GOAL OF THE EXERCISE: For every line in the data below that contains "noise", copy the line.
[Start AVAILABLE DATA]
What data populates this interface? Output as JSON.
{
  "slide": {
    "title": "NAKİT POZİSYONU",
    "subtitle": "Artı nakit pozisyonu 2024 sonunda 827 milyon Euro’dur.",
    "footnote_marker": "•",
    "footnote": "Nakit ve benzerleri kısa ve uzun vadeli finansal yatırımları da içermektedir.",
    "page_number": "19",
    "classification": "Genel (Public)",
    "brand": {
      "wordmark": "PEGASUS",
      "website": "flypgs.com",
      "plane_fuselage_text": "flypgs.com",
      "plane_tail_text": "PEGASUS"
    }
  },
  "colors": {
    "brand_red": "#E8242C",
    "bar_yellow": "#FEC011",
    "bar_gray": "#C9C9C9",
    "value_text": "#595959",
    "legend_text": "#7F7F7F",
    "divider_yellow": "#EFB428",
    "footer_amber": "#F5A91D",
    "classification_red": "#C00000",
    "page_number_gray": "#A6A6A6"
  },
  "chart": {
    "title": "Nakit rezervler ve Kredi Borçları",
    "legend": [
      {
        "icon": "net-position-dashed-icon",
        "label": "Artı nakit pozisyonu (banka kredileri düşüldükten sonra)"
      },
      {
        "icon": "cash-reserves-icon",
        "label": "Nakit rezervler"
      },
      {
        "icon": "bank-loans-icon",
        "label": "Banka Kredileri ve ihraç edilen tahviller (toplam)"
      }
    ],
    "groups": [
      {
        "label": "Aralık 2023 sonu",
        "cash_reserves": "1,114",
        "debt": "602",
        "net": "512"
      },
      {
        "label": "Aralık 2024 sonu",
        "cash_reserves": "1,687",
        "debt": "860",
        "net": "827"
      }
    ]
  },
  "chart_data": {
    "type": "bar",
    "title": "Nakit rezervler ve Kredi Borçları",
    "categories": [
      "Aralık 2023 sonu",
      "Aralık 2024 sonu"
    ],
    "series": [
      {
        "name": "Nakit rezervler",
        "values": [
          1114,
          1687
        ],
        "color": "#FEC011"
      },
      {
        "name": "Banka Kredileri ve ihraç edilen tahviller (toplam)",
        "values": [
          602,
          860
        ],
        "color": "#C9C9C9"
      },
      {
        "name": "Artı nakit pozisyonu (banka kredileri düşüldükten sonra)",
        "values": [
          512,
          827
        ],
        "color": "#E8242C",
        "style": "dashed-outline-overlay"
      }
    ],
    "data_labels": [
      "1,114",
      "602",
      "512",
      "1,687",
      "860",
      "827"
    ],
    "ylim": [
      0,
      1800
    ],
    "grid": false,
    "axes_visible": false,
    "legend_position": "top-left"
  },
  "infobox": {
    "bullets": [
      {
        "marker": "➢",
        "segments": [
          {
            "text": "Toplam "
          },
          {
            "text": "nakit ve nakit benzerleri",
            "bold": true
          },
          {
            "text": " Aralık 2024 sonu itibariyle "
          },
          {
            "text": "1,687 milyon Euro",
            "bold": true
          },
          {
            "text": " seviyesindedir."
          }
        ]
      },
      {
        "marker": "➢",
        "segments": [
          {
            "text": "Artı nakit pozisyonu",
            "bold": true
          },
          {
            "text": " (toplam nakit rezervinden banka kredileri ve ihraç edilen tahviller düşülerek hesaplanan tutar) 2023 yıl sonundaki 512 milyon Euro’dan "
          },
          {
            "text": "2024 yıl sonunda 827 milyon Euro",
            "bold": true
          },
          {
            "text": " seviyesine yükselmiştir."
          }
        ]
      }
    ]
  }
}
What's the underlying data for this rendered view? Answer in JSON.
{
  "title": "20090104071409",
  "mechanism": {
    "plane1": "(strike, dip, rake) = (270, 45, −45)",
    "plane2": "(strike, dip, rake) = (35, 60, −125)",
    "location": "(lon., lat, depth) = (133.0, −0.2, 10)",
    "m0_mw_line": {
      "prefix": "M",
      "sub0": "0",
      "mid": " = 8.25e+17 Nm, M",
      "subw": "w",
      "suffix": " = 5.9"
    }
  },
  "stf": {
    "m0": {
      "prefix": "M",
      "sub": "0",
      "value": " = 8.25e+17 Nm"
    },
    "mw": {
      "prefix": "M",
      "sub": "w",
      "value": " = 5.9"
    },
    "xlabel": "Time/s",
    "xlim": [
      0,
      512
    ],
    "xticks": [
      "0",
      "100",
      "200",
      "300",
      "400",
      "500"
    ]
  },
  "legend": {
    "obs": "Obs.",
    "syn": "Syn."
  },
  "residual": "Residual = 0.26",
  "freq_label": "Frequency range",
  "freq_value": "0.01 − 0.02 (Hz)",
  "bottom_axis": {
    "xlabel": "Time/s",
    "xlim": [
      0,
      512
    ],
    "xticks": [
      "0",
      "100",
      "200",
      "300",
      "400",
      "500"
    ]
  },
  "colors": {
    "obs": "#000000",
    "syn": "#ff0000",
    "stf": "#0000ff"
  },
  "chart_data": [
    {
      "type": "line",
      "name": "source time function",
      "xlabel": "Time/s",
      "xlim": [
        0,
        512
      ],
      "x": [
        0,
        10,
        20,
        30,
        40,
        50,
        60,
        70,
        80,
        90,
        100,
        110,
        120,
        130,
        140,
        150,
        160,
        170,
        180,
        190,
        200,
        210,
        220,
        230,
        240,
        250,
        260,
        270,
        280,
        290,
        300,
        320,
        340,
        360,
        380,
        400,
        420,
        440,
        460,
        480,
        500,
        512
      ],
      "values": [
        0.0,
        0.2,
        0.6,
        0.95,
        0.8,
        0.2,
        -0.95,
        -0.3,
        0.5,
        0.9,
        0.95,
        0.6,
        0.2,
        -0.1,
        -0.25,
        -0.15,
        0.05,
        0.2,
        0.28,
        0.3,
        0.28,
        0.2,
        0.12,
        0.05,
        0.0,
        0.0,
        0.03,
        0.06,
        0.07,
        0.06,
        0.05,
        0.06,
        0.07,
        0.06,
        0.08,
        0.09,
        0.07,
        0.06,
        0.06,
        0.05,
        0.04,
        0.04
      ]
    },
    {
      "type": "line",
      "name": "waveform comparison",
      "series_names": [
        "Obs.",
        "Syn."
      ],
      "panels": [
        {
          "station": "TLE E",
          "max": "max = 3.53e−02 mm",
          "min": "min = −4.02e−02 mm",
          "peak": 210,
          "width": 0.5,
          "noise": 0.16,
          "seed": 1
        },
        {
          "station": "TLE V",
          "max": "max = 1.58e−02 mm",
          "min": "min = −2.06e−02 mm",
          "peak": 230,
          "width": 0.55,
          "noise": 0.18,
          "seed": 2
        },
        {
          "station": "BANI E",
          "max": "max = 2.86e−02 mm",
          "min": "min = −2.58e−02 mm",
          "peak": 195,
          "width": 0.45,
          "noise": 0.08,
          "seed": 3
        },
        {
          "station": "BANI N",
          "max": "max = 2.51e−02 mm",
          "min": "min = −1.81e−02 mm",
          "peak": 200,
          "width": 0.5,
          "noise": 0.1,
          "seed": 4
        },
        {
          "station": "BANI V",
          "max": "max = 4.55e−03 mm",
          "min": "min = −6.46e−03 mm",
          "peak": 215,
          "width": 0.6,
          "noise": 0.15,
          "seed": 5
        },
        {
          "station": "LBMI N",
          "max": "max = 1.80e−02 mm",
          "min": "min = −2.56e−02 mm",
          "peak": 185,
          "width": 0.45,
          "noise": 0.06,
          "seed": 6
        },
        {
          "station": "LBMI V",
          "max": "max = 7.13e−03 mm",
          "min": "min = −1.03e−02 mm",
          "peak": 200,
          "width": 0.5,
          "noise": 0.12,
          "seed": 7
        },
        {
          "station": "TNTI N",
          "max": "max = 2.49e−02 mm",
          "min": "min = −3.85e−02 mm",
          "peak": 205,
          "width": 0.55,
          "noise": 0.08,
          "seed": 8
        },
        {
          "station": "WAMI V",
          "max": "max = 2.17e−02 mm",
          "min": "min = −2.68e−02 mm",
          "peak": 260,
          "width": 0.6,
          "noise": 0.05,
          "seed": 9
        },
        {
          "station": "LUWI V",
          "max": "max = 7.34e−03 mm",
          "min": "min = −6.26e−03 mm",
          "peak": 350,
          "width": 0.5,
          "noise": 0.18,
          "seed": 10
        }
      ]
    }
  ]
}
[End AVAILABLE DATA]
ANSWER TO THE TASK:
          "noise": 0.16,
          "noise": 0.18,
          "noise": 0.08,
          "noise": 0.1,
          "noise": 0.15,
          "noise": 0.06,
          "noise": 0.12,
          "noise": 0.08,
          "noise": 0.05,
          "noise": 0.18,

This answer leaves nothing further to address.